Extracted entries:

****************************************

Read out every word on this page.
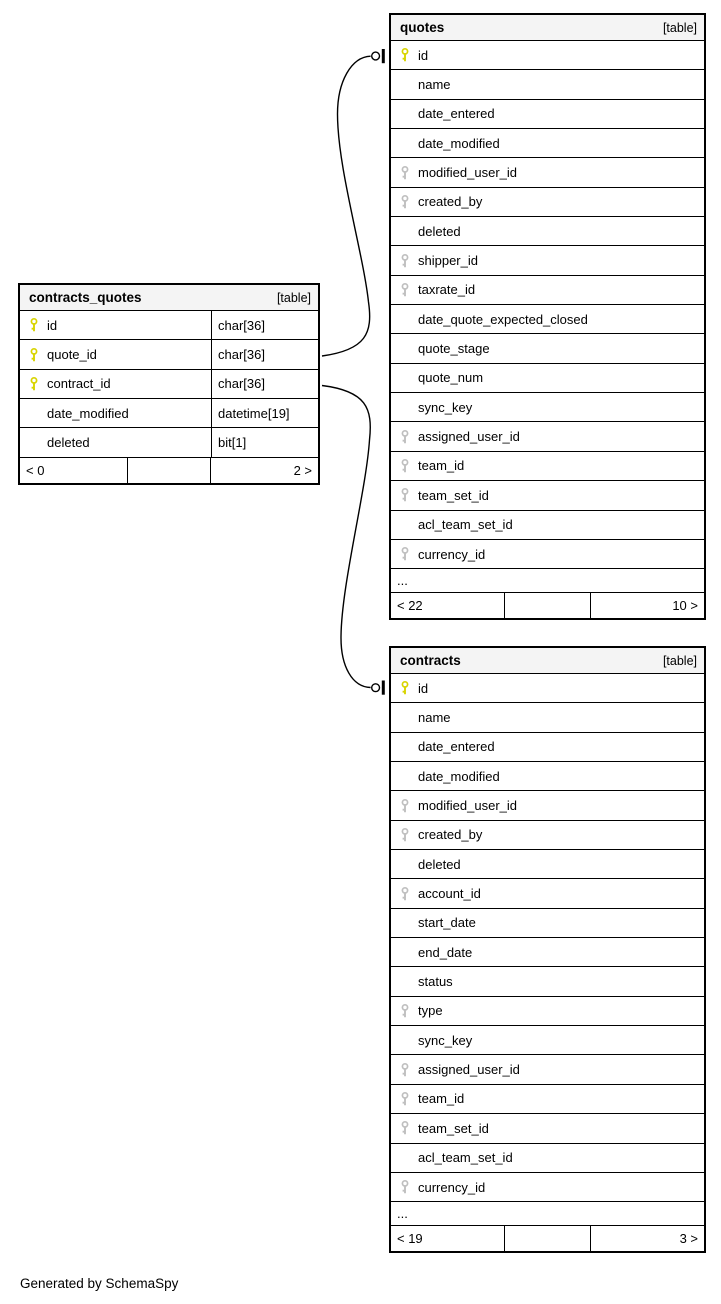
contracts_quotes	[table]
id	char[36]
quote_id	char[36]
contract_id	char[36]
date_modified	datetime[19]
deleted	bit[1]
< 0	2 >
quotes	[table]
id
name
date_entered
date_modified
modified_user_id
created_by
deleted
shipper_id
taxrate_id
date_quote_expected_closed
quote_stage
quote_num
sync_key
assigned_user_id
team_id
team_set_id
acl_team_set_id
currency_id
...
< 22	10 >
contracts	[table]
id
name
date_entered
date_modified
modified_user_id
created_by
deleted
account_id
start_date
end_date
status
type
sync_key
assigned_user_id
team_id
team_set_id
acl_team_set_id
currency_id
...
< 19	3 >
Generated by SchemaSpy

****************************************

Work to complete: Every record above should come back exactly, but without its pictures.

Result for this exercise:
Read out every word on this page.
contracts_quotes	[table]
id	char[36]
quote_id	char[36]
contract_id	char[36]
date_modified	datetime[19]
deleted	bit[1]
< 0	2 >
quotes	[table]
id
name
date_entered
date_modified
modified_user_id
created_by
deleted
shipper_id
taxrate_id
date_quote_expected_closed
quote_stage
quote_num
sync_key
assigned_user_id
team_id
team_set_id
acl_team_set_id
currency_id
...
< 22	10 >
contracts	[table]
id
name
date_entered
date_modified
modified_user_id
created_by
deleted
account_id
start_date
end_date
status
type
sync_key
assigned_user_id
team_id
team_set_id
acl_team_set_id
currency_id
...
< 19	3 >
Generated by SchemaSpy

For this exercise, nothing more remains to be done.